SHORT TASK:
Copy every line from the one containing "- Point: [124, 607, 146, 622]" down through the one containing "- Point: [159, 607, 181, 622]", including both, with no changes.

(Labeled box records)
---*---
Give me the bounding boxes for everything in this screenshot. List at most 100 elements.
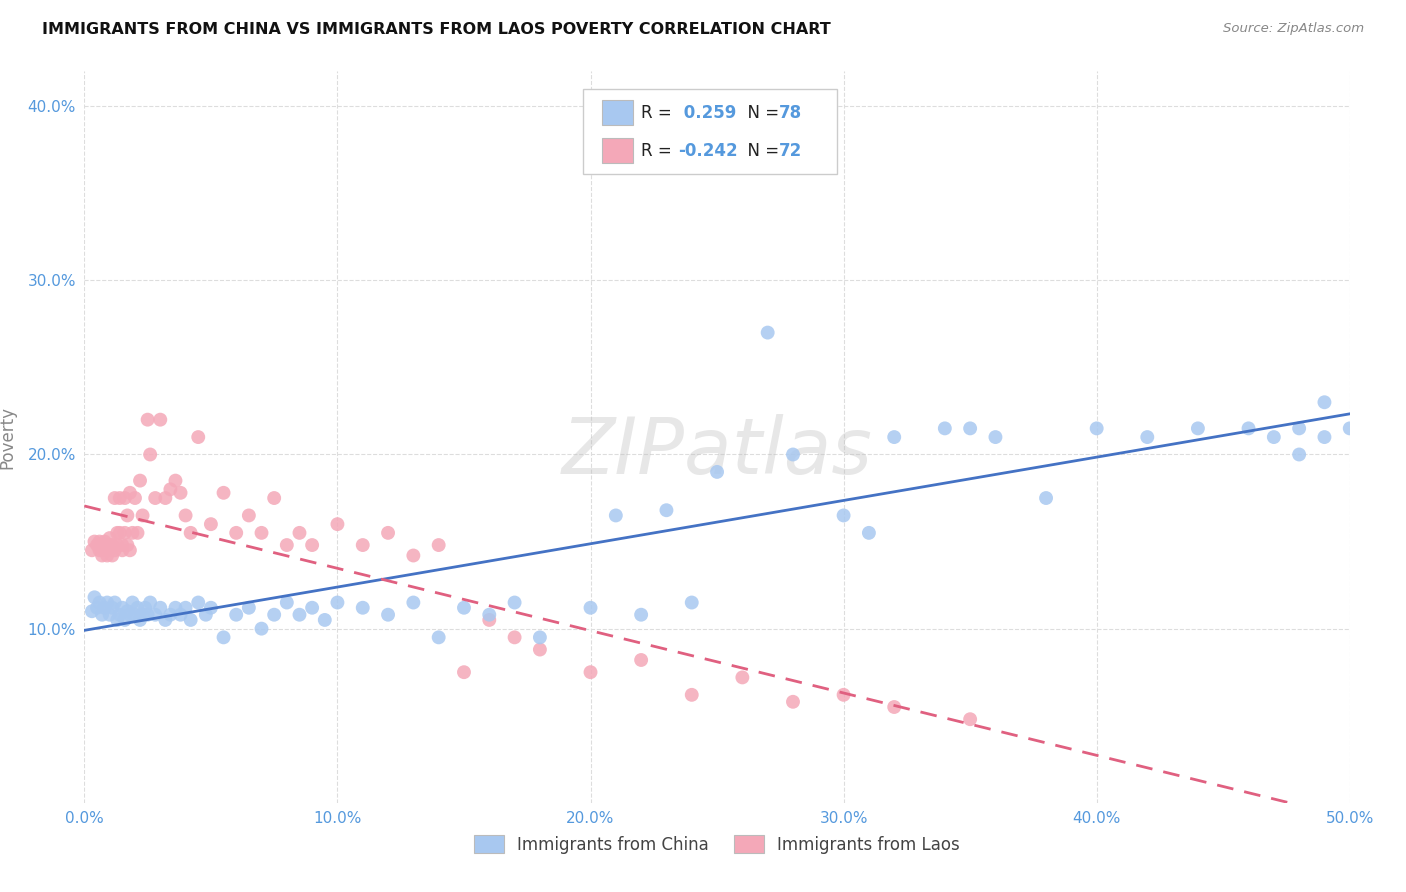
- Point: [124, 607, 146, 622]
- Point: [83, 591, 105, 605]
- Point: [108, 607, 131, 622]
- Point: [1288, 421, 1310, 435]
- Point: [104, 543, 127, 558]
- Point: [377, 525, 399, 540]
- Point: [212, 631, 235, 645]
- Point: [104, 595, 127, 609]
- Point: [127, 525, 149, 540]
- Point: [159, 607, 181, 622]
- Point: [136, 607, 159, 622]
- Text: N =: N =: [737, 142, 785, 160]
- Point: [832, 688, 855, 702]
- Point: [314, 613, 336, 627]
- Y-axis label: Poverty: Poverty: [0, 406, 17, 468]
- Point: [124, 491, 146, 505]
- Point: [155, 613, 177, 627]
- Point: [80, 543, 103, 558]
- Point: [118, 485, 141, 500]
- Point: [139, 595, 162, 609]
- Point: [131, 508, 153, 523]
- Point: [984, 430, 1007, 444]
- Point: [105, 538, 128, 552]
- Point: [529, 631, 551, 645]
- Point: [89, 543, 111, 558]
- Point: [503, 631, 526, 645]
- Point: [174, 508, 197, 523]
- Point: [143, 491, 166, 505]
- Point: [165, 600, 187, 615]
- Point: [101, 600, 124, 615]
- Point: [180, 613, 202, 627]
- Point: [114, 491, 136, 505]
- Point: [858, 525, 880, 540]
- Point: [1339, 421, 1361, 435]
- Point: [1263, 430, 1285, 444]
- Point: [91, 549, 114, 563]
- Point: [118, 543, 141, 558]
- Point: [111, 600, 134, 615]
- Point: [200, 517, 222, 532]
- Point: [288, 525, 311, 540]
- Point: [98, 538, 121, 552]
- Text: 72: 72: [779, 142, 803, 160]
- Point: [959, 421, 981, 435]
- Point: [117, 508, 139, 523]
- Point: [114, 613, 136, 627]
- Point: [326, 595, 349, 609]
- Point: [301, 600, 323, 615]
- Point: [301, 538, 323, 552]
- Point: [96, 549, 118, 563]
- Point: [93, 543, 115, 558]
- Point: [89, 534, 111, 549]
- Point: [194, 607, 217, 622]
- Point: [169, 607, 191, 622]
- Point: [139, 448, 162, 462]
- Point: [129, 474, 152, 488]
- Point: [782, 448, 804, 462]
- Point: [212, 485, 235, 500]
- Point: [111, 538, 134, 552]
- Point: [681, 688, 703, 702]
- Point: [117, 604, 139, 618]
- Point: [180, 525, 202, 540]
- Point: [352, 600, 374, 615]
- Point: [104, 491, 127, 505]
- Text: IMMIGRANTS FROM CHINA VS IMMIGRANTS FROM LAOS POVERTY CORRELATION CHART: IMMIGRANTS FROM CHINA VS IMMIGRANTS FROM…: [42, 22, 831, 37]
- Point: [121, 595, 143, 609]
- Point: [1313, 430, 1336, 444]
- Point: [402, 595, 425, 609]
- Text: Source: ZipAtlas.com: Source: ZipAtlas.com: [1223, 22, 1364, 36]
- Point: [155, 491, 177, 505]
- Point: [478, 613, 501, 627]
- Point: [756, 326, 779, 340]
- Point: [108, 525, 131, 540]
- Point: [169, 485, 191, 500]
- Point: [731, 670, 754, 684]
- Point: [200, 600, 222, 615]
- Point: [121, 525, 143, 540]
- Point: [134, 600, 156, 615]
- Point: [86, 600, 108, 615]
- Point: [98, 543, 121, 558]
- Point: [427, 538, 450, 552]
- Point: [934, 421, 956, 435]
- Point: [453, 600, 475, 615]
- Point: [579, 600, 602, 615]
- Point: [108, 491, 131, 505]
- Point: [326, 517, 349, 532]
- Point: [159, 483, 181, 497]
- Point: [86, 538, 108, 552]
- Point: [883, 430, 905, 444]
- Point: [529, 642, 551, 657]
- Text: R =: R =: [641, 142, 678, 160]
- Point: [101, 538, 124, 552]
- Point: [478, 607, 501, 622]
- Point: [96, 538, 118, 552]
- Point: [101, 549, 124, 563]
- Point: [1136, 430, 1159, 444]
- Legend: Immigrants from China, Immigrants from Laos: Immigrants from China, Immigrants from L…: [467, 829, 967, 860]
- Point: [630, 607, 652, 622]
- Point: [131, 607, 153, 622]
- Point: [681, 595, 703, 609]
- Point: [1313, 395, 1336, 409]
---*---
RESULT OF THIS TASK:
- Point: [124, 607, 146, 622]
- Point: [83, 591, 105, 605]
- Point: [108, 607, 131, 622]
- Point: [1288, 421, 1310, 435]
- Point: [104, 543, 127, 558]
- Point: [377, 525, 399, 540]
- Point: [212, 631, 235, 645]
- Point: [104, 595, 127, 609]
- Point: [127, 525, 149, 540]
- Point: [159, 607, 181, 622]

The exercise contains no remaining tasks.